What is required :: Copy out each line featuring the string "Pskouienses" from the entries beneath.

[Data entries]
○ ○ ○ ○

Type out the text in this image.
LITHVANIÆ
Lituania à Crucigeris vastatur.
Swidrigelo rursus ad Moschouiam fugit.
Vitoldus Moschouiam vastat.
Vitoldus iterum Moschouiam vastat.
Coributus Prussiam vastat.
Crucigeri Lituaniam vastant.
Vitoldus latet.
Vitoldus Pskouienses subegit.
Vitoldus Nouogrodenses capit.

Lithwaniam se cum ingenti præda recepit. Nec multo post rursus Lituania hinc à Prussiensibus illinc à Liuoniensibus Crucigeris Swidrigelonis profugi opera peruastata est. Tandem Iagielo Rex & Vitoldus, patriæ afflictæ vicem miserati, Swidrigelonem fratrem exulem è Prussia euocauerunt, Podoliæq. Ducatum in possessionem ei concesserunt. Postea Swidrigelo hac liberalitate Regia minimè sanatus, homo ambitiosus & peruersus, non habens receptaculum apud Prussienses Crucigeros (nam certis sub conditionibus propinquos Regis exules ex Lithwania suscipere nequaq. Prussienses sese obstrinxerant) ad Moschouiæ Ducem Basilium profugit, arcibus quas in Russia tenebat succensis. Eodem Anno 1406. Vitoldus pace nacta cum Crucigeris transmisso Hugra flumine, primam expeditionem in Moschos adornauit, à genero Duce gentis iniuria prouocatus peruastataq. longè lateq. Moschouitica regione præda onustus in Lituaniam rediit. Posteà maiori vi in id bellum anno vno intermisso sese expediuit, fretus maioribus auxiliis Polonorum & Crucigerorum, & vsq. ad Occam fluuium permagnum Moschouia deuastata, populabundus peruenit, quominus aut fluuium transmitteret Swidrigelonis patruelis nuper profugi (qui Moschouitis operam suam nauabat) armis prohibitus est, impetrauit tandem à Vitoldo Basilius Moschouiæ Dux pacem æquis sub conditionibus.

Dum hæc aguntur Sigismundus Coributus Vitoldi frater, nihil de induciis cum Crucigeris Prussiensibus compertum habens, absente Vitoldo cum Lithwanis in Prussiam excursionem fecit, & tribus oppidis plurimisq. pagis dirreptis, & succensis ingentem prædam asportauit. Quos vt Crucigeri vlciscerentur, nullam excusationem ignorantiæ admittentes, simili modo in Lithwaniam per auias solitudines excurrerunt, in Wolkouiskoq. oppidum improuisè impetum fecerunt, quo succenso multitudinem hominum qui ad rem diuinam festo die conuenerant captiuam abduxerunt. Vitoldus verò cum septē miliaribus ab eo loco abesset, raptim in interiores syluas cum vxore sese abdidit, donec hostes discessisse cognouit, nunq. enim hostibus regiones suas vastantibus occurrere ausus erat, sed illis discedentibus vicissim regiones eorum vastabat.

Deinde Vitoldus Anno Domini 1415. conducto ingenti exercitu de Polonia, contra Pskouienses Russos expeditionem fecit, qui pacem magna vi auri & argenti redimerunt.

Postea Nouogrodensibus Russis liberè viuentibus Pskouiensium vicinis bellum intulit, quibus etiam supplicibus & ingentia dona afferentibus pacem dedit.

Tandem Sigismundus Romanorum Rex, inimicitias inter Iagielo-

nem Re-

○ ○ ○ ○

The completed task ::
Vitoldus Pskouienses subegit.
Deinde Vitoldus Anno Domini 1415. conducto ingenti exercitu de Polonia, contra Pskouienses Russos expeditionem fecit, qui pacem magna vi auri & argenti redimerunt.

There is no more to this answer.